[Data entries for graphics]
■ ■ ■ ■

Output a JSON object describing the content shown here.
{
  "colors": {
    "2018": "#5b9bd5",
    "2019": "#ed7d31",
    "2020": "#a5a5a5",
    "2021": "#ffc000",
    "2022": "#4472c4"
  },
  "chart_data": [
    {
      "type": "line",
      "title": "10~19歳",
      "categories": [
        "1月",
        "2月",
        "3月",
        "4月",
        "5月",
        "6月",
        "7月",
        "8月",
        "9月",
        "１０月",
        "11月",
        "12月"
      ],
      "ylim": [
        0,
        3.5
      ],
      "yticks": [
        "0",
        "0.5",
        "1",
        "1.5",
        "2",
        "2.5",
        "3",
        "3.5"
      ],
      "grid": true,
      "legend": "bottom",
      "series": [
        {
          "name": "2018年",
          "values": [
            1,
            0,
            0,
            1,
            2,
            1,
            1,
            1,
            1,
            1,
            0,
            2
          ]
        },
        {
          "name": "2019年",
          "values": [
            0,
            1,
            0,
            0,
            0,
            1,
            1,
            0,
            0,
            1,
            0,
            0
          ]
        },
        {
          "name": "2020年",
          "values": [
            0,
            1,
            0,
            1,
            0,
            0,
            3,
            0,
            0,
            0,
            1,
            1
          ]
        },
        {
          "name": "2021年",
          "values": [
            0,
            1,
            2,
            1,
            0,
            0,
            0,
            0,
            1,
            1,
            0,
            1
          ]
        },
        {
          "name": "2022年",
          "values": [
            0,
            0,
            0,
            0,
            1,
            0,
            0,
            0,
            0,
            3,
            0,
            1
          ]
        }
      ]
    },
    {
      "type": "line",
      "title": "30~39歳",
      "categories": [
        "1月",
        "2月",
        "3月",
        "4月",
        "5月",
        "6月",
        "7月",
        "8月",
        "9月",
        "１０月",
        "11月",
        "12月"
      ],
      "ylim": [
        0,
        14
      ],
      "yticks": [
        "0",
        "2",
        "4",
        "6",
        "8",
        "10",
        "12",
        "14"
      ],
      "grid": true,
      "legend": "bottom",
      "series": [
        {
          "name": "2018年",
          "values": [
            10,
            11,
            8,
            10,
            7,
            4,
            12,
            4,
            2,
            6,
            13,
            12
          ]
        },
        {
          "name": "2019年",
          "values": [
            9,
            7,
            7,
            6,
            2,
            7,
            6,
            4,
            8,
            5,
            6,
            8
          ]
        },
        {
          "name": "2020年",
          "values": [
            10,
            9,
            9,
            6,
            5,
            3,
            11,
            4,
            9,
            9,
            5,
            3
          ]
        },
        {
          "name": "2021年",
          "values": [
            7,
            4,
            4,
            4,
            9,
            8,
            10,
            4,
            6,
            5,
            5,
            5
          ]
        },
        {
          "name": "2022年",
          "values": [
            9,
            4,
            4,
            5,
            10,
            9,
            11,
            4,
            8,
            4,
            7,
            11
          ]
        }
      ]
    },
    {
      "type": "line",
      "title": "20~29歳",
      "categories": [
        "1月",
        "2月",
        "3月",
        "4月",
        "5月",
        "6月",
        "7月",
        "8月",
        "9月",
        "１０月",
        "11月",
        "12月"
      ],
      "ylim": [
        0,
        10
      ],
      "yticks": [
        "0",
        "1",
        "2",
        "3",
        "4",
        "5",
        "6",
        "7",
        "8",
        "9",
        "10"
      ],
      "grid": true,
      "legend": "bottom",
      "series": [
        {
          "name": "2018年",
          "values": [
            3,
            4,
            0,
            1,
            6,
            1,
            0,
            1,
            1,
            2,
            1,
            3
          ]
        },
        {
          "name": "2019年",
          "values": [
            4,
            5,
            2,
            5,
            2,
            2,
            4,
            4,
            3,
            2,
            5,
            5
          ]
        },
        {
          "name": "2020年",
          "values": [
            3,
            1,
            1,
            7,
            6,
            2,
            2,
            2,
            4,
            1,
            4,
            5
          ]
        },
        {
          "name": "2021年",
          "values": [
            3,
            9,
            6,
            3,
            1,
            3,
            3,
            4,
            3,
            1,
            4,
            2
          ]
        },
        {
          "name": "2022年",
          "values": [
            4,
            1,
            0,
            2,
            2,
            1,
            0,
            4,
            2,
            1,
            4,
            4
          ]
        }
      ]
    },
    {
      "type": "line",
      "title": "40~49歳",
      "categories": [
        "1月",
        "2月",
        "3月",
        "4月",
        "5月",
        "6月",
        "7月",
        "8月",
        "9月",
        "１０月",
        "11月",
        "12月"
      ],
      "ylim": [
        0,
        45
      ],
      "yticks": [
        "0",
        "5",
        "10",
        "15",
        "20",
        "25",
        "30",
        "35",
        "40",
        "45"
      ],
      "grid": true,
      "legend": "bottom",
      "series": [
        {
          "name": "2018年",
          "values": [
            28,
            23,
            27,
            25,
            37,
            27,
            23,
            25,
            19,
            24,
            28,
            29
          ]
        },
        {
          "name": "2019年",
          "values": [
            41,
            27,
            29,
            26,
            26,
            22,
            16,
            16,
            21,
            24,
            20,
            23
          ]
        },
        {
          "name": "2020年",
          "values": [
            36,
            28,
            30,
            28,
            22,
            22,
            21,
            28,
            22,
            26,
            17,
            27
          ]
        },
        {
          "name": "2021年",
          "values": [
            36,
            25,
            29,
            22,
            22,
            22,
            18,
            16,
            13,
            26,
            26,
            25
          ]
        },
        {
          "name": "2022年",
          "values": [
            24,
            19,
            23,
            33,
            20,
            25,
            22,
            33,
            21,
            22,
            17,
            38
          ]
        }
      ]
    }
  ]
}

■ ■ ■ ■

Description of the task -
Take every line that includes the string "title" and copy it.

Answer to the exercise -
      "title": "10~19歳",
      "title": "30~39歳",
      "title": "20~29歳",
      "title": "40~49歳",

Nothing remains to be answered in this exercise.